··· GIVEN RECORDS ···
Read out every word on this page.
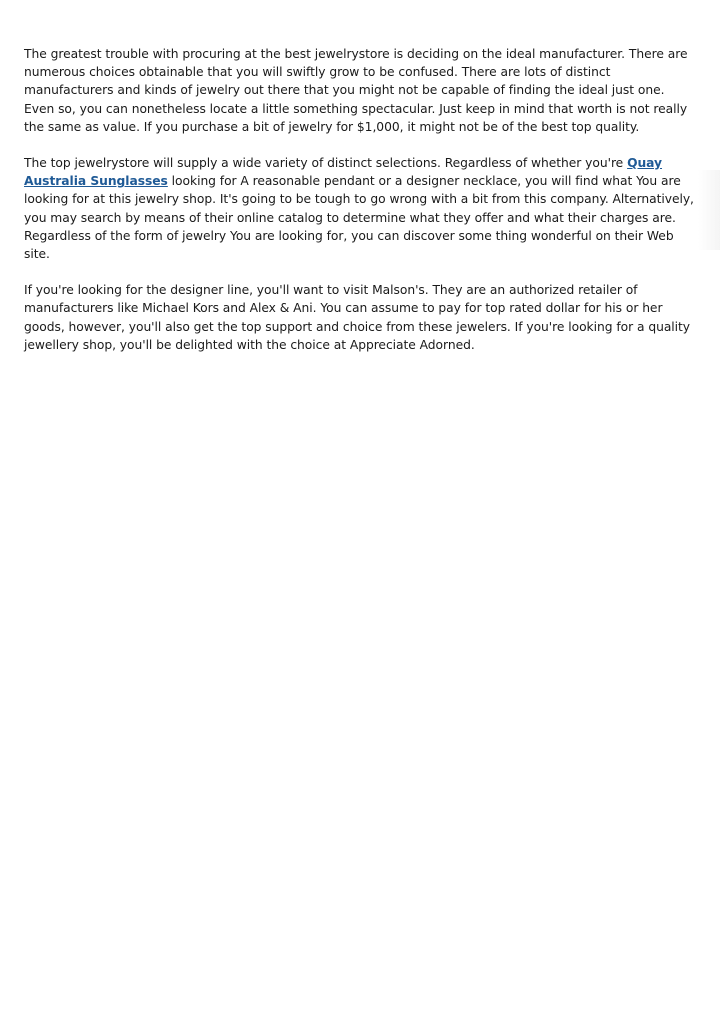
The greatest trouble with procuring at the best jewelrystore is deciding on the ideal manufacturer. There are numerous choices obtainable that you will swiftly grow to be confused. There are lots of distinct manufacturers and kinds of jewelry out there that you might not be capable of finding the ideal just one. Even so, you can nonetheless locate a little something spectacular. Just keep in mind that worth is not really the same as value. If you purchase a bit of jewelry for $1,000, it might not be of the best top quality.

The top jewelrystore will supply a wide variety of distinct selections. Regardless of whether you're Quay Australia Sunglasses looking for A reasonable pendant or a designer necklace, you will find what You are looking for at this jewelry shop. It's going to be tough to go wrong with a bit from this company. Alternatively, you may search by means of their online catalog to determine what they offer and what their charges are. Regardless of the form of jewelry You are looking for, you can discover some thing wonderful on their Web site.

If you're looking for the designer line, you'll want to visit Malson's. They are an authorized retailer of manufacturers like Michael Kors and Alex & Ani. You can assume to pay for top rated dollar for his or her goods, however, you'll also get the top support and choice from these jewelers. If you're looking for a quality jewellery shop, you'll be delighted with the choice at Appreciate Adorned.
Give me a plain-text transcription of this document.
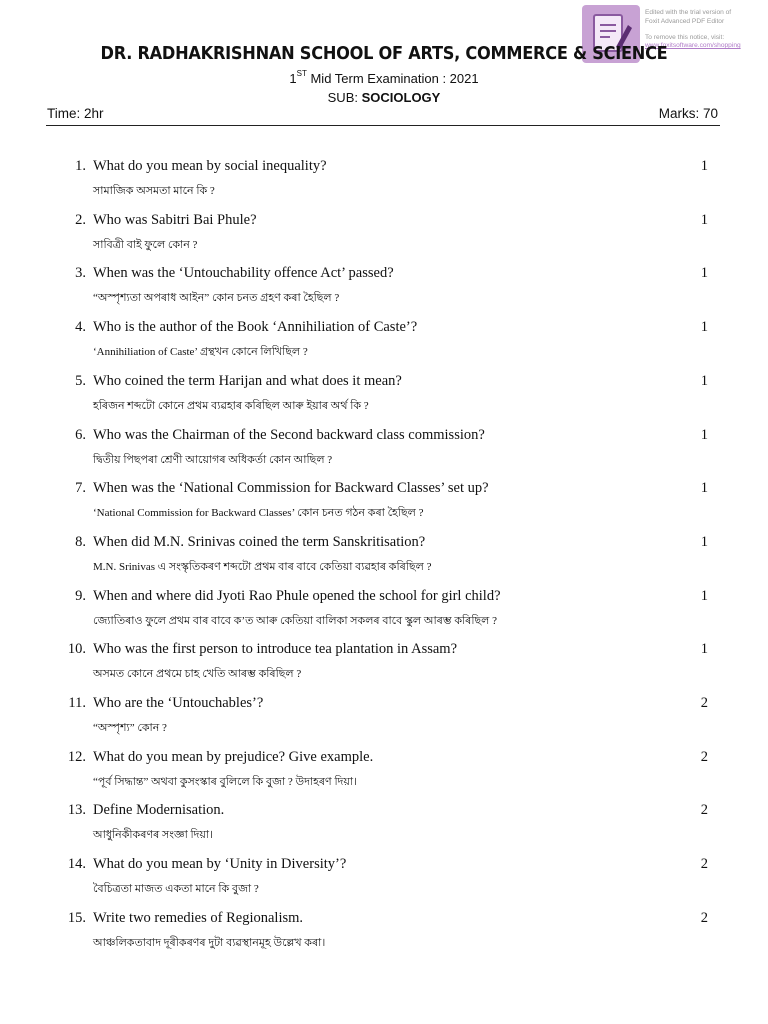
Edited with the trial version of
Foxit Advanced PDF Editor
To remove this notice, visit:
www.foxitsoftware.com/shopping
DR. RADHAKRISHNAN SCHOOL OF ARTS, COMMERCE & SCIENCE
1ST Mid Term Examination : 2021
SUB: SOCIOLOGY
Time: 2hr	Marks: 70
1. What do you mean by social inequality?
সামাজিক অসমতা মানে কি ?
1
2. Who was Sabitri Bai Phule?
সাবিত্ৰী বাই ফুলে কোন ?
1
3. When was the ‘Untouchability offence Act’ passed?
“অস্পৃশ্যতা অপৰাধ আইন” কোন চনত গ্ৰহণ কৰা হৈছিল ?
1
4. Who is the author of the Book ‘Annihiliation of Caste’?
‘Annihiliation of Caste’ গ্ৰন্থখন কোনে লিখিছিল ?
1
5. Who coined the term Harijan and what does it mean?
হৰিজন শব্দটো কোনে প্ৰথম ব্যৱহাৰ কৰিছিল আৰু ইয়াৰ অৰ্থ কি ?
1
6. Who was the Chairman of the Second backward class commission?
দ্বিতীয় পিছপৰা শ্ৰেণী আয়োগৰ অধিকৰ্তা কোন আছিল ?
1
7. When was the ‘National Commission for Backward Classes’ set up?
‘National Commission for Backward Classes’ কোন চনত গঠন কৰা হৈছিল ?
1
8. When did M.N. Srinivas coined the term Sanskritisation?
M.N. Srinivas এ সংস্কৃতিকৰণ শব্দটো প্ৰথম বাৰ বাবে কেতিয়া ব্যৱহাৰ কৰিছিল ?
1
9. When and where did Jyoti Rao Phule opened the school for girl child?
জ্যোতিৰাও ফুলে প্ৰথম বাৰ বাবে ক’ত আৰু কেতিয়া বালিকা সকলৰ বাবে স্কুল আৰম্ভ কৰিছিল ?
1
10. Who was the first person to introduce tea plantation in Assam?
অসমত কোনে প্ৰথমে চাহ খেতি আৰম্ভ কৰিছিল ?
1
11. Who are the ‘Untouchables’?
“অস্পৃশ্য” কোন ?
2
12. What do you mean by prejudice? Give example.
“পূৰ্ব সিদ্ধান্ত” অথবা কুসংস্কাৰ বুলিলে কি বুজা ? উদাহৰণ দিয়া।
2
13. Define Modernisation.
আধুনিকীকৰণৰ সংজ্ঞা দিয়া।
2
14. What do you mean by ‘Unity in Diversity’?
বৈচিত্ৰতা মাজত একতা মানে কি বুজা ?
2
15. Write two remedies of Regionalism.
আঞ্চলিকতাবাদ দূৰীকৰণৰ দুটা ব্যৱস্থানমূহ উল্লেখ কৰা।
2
···
··· GIVEN RECORDS ···
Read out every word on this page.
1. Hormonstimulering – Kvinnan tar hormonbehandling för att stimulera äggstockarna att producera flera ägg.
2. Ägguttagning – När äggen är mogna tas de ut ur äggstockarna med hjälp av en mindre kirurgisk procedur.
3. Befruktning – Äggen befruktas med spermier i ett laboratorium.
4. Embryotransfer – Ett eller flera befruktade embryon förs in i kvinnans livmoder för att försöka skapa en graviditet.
···
··· GIVEN RECORDS ···
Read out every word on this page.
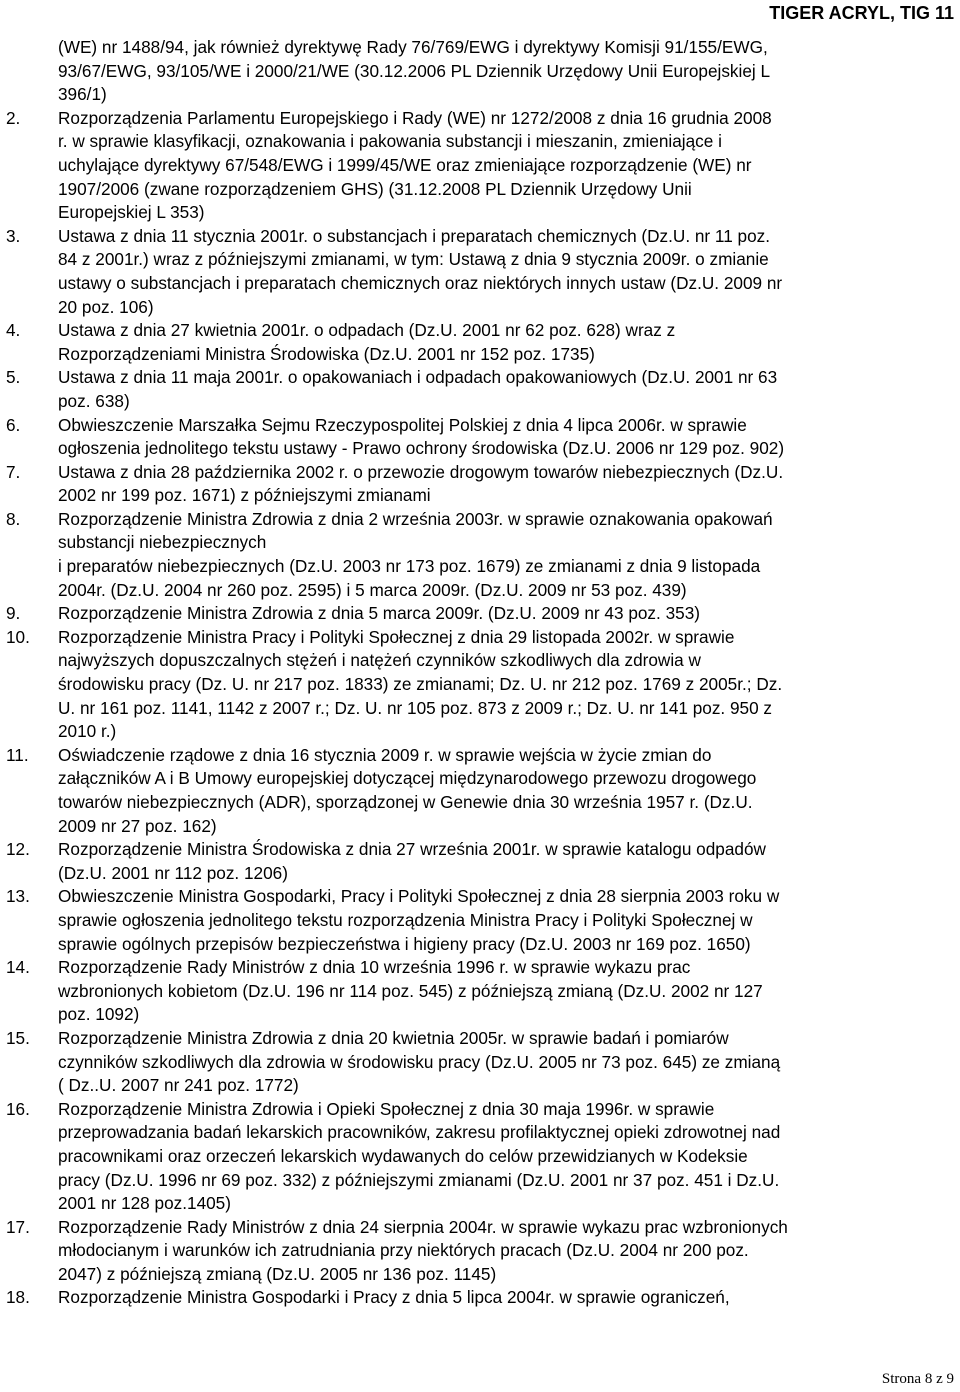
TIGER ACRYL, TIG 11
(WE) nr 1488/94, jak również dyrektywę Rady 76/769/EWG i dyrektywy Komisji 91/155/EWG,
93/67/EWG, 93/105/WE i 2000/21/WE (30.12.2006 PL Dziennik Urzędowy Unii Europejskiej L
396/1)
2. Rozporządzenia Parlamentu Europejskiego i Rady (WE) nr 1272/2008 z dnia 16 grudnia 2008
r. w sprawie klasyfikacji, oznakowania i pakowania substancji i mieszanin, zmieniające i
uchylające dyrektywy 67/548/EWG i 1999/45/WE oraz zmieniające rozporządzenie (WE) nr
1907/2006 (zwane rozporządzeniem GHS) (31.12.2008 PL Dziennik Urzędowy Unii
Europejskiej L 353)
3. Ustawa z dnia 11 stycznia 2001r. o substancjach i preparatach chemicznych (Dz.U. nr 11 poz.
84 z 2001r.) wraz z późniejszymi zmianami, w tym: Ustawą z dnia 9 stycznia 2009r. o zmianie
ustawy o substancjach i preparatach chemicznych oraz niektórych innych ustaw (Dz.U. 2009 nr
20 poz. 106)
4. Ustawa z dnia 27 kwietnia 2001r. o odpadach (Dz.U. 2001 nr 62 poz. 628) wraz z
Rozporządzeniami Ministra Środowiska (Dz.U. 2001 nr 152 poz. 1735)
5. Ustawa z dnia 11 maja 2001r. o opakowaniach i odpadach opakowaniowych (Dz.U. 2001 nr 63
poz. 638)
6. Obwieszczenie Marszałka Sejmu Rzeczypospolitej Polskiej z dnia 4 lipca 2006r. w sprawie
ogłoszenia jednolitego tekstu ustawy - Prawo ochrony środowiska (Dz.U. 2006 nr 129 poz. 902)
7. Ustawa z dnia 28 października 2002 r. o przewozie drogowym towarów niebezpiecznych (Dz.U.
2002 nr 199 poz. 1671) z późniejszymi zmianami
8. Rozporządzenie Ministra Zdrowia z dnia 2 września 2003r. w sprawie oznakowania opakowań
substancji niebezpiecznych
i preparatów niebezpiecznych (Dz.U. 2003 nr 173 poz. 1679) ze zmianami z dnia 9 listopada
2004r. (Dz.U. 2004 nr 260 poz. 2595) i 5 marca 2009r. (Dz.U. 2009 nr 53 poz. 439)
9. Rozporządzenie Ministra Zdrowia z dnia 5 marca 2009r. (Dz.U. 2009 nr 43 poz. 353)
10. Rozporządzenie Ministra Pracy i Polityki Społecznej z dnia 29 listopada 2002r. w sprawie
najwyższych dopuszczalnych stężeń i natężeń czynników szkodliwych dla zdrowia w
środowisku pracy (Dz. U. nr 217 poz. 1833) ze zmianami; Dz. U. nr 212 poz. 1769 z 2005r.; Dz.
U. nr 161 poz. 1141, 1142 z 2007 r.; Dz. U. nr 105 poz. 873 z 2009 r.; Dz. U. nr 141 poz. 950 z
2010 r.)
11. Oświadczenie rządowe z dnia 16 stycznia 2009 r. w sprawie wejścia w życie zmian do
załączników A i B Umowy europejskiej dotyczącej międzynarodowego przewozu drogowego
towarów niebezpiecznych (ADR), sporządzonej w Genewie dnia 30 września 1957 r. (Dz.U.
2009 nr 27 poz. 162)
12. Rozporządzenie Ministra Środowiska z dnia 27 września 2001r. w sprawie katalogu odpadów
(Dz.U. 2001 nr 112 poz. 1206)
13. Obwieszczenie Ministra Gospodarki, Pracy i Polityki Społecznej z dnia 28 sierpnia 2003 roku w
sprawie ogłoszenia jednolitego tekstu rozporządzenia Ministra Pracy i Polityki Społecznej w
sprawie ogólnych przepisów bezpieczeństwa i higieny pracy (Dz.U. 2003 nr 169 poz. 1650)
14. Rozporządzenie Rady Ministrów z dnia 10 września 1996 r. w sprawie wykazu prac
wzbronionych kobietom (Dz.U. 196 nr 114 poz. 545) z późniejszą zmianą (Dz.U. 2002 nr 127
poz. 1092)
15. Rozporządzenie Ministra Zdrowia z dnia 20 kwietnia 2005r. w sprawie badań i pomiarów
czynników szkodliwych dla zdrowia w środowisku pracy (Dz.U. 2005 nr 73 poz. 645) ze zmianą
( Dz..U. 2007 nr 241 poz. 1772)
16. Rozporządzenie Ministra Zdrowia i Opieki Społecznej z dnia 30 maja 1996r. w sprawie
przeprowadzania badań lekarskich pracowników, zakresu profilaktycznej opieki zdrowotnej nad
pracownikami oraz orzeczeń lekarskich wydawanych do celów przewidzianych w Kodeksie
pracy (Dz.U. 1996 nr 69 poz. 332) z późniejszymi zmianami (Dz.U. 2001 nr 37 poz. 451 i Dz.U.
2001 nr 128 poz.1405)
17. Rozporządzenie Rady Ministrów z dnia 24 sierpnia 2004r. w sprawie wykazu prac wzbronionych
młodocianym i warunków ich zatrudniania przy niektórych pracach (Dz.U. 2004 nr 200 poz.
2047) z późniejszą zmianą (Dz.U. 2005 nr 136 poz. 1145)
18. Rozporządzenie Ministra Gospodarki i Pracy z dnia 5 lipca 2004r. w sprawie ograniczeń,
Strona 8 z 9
···
GOAL OF THE EXERCISE | Which lines hold the string "Classes"? List them all.

OUTPUT BELOW |
7. When was the ‘National Commission for Backward Classes’ set up?
‘National Commission for Backward Classes’ কোন চনত গঠন কৰা হৈছিল ?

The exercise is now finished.